**TASK DETAILS**
Copy each line of the items below verbatim, omitting only the picture lines.

**DATA PROVIDED**

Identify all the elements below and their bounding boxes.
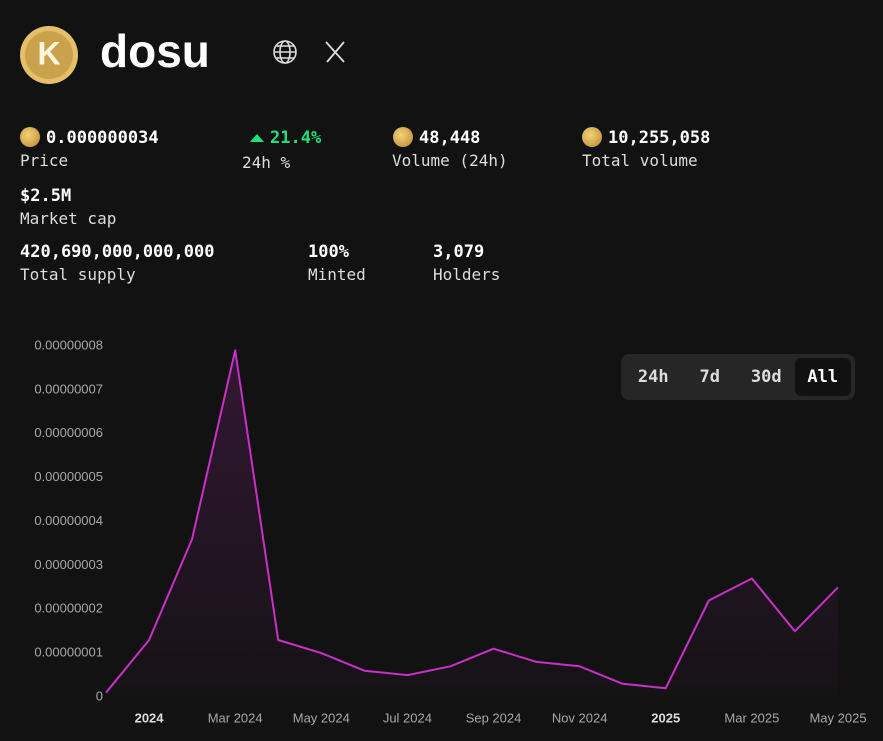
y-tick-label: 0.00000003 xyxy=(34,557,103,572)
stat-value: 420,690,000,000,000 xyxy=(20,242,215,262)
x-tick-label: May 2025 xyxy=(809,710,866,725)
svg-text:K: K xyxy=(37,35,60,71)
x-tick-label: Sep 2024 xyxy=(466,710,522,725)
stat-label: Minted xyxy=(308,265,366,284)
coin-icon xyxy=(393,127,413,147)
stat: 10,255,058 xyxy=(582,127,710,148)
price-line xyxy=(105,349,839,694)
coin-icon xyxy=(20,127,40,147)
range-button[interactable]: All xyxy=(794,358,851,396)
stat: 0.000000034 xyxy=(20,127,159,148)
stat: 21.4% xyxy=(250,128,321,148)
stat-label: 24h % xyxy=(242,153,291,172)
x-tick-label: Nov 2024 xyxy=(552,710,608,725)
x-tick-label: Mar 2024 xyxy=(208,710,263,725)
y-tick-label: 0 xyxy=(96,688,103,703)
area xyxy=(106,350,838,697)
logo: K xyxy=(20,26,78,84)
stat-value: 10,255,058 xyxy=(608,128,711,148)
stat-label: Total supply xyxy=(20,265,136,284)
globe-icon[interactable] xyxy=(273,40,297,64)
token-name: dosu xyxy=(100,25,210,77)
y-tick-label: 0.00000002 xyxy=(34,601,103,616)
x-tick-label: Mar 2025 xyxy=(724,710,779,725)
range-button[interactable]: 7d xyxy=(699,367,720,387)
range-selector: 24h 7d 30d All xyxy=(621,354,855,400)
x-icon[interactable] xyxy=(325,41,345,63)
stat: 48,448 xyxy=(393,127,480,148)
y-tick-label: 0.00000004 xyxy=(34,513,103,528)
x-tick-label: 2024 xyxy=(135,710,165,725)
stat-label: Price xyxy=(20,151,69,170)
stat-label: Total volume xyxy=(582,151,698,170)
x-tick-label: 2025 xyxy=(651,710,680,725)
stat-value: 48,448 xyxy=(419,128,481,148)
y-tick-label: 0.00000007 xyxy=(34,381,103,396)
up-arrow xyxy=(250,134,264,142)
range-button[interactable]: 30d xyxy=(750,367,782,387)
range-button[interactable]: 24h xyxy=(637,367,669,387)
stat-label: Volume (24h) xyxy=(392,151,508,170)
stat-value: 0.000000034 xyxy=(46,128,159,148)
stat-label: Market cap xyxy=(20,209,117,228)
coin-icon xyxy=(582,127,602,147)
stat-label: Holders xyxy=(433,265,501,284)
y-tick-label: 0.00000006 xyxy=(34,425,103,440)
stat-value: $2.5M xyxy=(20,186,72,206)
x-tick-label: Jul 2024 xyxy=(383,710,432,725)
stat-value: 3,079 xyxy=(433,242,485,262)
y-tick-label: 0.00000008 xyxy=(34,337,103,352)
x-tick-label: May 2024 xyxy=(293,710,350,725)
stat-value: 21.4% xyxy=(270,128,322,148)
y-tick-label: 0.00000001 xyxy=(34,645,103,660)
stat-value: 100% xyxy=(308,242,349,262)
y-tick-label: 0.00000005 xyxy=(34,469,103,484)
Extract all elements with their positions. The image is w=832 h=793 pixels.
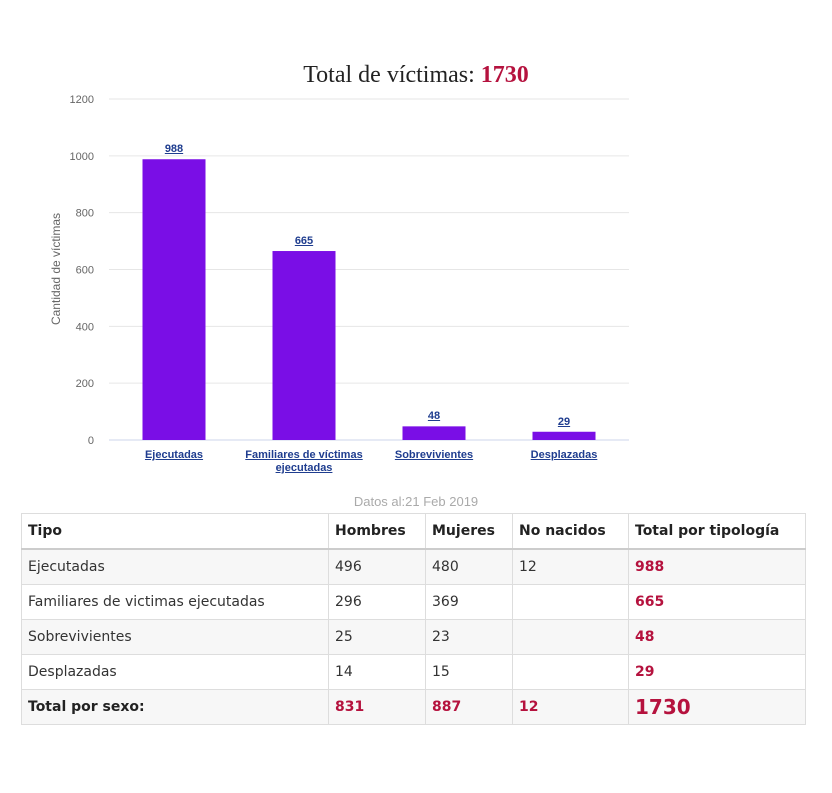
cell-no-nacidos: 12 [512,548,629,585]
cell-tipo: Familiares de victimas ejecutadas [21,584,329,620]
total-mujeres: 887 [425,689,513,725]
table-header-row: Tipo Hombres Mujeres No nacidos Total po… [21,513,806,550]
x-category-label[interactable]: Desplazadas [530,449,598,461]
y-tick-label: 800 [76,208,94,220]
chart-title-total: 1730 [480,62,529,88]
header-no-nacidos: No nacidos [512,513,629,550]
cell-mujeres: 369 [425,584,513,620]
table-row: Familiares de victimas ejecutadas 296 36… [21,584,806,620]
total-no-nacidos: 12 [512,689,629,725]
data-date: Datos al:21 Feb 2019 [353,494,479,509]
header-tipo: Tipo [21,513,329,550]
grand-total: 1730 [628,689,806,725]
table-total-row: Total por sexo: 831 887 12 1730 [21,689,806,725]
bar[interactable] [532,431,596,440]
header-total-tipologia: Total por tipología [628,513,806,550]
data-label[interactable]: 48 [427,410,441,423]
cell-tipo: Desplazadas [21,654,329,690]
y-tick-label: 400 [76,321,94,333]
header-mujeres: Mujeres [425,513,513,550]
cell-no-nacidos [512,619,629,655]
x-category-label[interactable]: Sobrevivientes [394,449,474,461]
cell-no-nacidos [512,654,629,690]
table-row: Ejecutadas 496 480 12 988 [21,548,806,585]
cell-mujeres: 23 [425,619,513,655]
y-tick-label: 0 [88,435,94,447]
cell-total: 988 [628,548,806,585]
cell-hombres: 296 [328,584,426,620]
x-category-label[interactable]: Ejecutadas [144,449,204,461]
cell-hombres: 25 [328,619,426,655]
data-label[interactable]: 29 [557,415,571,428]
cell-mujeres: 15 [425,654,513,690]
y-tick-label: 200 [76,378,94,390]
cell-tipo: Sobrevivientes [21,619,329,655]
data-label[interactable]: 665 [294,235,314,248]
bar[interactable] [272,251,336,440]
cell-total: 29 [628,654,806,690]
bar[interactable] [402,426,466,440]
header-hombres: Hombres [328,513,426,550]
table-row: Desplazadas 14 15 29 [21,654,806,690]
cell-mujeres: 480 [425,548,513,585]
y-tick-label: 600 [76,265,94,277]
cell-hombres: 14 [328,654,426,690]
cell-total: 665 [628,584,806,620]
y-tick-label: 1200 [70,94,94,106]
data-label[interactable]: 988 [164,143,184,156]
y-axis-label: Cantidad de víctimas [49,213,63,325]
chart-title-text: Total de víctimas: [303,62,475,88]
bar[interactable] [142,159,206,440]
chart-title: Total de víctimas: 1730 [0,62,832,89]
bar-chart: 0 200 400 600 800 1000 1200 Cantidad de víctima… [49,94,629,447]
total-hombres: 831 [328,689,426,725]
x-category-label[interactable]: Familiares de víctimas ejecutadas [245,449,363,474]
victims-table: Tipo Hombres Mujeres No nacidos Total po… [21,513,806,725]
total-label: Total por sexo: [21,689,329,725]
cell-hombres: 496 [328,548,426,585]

**FULL SOLUTION**
Identify all the elements below and their bounding boxes.
y-tick-label: 0.00000003 xyxy=(34,557,103,572)
stat-value: 420,690,000,000,000 xyxy=(20,242,215,262)
x-tick-label: May 2025 xyxy=(809,710,866,725)
svg-text:K: K xyxy=(37,35,60,71)
x-tick-label: Sep 2024 xyxy=(466,710,522,725)
stat-label: Minted xyxy=(308,265,366,284)
coin-icon xyxy=(393,127,413,147)
stat: 10,255,058 xyxy=(582,127,710,148)
price-line xyxy=(105,349,839,694)
coin-icon xyxy=(20,127,40,147)
range-button[interactable]: All xyxy=(794,358,851,396)
stat: 0.000000034 xyxy=(20,127,159,148)
stat: 21.4% xyxy=(250,128,321,148)
stat-label: 24h % xyxy=(242,153,291,172)
x-tick-label: Nov 2024 xyxy=(552,710,608,725)
x-tick-label: Mar 2024 xyxy=(208,710,263,725)
y-tick-label: 0 xyxy=(96,688,103,703)
area xyxy=(106,350,838,697)
logo: K xyxy=(20,26,78,84)
stat-value: 10,255,058 xyxy=(608,128,711,148)
stat-label: Total supply xyxy=(20,265,136,284)
globe-icon[interactable] xyxy=(273,40,297,64)
token-name: dosu xyxy=(100,25,210,77)
y-tick-label: 0.00000002 xyxy=(34,601,103,616)
x-tick-label: Mar 2025 xyxy=(724,710,779,725)
range-button[interactable]: 7d xyxy=(699,367,720,387)
range-selector: 24h 7d 30d All xyxy=(621,354,855,400)
x-icon[interactable] xyxy=(325,41,345,63)
stat: 48,448 xyxy=(393,127,480,148)
y-tick-label: 0.00000004 xyxy=(34,513,103,528)
x-tick-label: 2024 xyxy=(135,710,165,725)
stat-label: Price xyxy=(20,151,69,170)
stat-label: Total volume xyxy=(582,151,698,170)
x-tick-label: 2025 xyxy=(651,710,680,725)
stat-value: 48,448 xyxy=(419,128,481,148)
y-tick-label: 0.00000007 xyxy=(34,381,103,396)
up-arrow xyxy=(250,134,264,142)
range-button[interactable]: 30d xyxy=(750,367,782,387)
range-button[interactable]: 24h xyxy=(637,367,669,387)
stat-label: Volume (24h) xyxy=(392,151,508,170)
stat-value: 0.000000034 xyxy=(46,128,159,148)
stat-label: Market cap xyxy=(20,209,117,228)
coin-icon xyxy=(582,127,602,147)
stat-label: Holders xyxy=(433,265,501,284)
y-tick-label: 0.00000006 xyxy=(34,425,103,440)
stat-value: $2.5M xyxy=(20,186,72,206)
x-tick-label: Jul 2024 xyxy=(383,710,432,725)
stat-value: 3,079 xyxy=(433,242,485,262)
y-tick-label: 0.00000008 xyxy=(34,337,103,352)
x-tick-label: May 2024 xyxy=(293,710,350,725)
stat-value: 21.4% xyxy=(270,128,322,148)
y-tick-label: 0.00000001 xyxy=(34,645,103,660)
stat-value: 100% xyxy=(308,242,349,262)
y-tick-label: 0.00000005 xyxy=(34,469,103,484)
Extract all elements with their positions. The image is w=832 h=793 pixels.
cell-no-nacidos: 12 [512,548,629,585]
cell-tipo: Familiares de victimas ejecutadas [21,584,329,620]
total-mujeres: 887 [425,689,513,725]
table-header-row: Tipo Hombres Mujeres No nacidos Total po… [21,513,806,550]
x-category-label[interactable]: Desplazadas [530,449,598,461]
y-tick-label: 800 [76,208,94,220]
chart-title-total: 1730 [480,62,529,88]
header-no-nacidos: No nacidos [512,513,629,550]
cell-mujeres: 369 [425,584,513,620]
table-row: Familiares de victimas ejecutadas 296 36… [21,584,806,620]
total-no-nacidos: 12 [512,689,629,725]
data-date: Datos al:21 Feb 2019 [353,494,479,509]
header-tipo: Tipo [21,513,329,550]
grand-total: 1730 [628,689,806,725]
table-total-row: Total por sexo: 831 887 12 1730 [21,689,806,725]
bar[interactable] [532,431,596,440]
header-total-tipologia: Total por tipología [628,513,806,550]
data-label[interactable]: 48 [427,410,441,423]
cell-tipo: Desplazadas [21,654,329,690]
y-tick-label: 400 [76,321,94,333]
header-mujeres: Mujeres [425,513,513,550]
cell-no-nacidos [512,619,629,655]
x-category-label[interactable]: Sobrevivientes [394,449,474,461]
cell-no-nacidos [512,654,629,690]
table-row: Ejecutadas 496 480 12 988 [21,548,806,585]
cell-mujeres: 23 [425,619,513,655]
y-tick-label: 0 [88,435,94,447]
cell-total: 988 [628,548,806,585]
cell-hombres: 296 [328,584,426,620]
x-category-label[interactable]: Ejecutadas [144,449,204,461]
cell-hombres: 25 [328,619,426,655]
data-label[interactable]: 29 [557,415,571,428]
cell-mujeres: 15 [425,654,513,690]
y-tick-label: 200 [76,378,94,390]
cell-tipo: Sobrevivientes [21,619,329,655]
data-label[interactable]: 665 [294,235,314,248]
bar[interactable] [272,251,336,440]
cell-total: 29 [628,654,806,690]
bar[interactable] [402,426,466,440]
header-hombres: Hombres [328,513,426,550]
table-row: Desplazadas 14 15 29 [21,654,806,690]
cell-mujeres: 480 [425,548,513,585]
y-tick-label: 600 [76,265,94,277]
cell-hombres: 14 [328,654,426,690]
cell-total: 665 [628,584,806,620]
y-tick-label: 1200 [70,94,94,106]
data-label[interactable]: 988 [164,143,184,156]
y-axis-label: Cantidad de víctimas [49,213,63,325]
chart-title-text: Total de víctimas: [303,62,475,88]
bar[interactable] [142,159,206,440]
chart-title: Total de víctimas: 1730 [0,62,832,89]
bar-chart: 0 200 400 600 800 1000 1200 Cantidad de víctima… [49,94,629,447]
total-hombres: 831 [328,689,426,725]
x-category-label[interactable]: Familiares de víctimas ejecutadas [245,449,363,474]
victims-table: Tipo Hombres Mujeres No nacidos Total po… [21,513,806,725]
total-label: Total por sexo: [21,689,329,725]
cell-hombres: 496 [328,548,426,585]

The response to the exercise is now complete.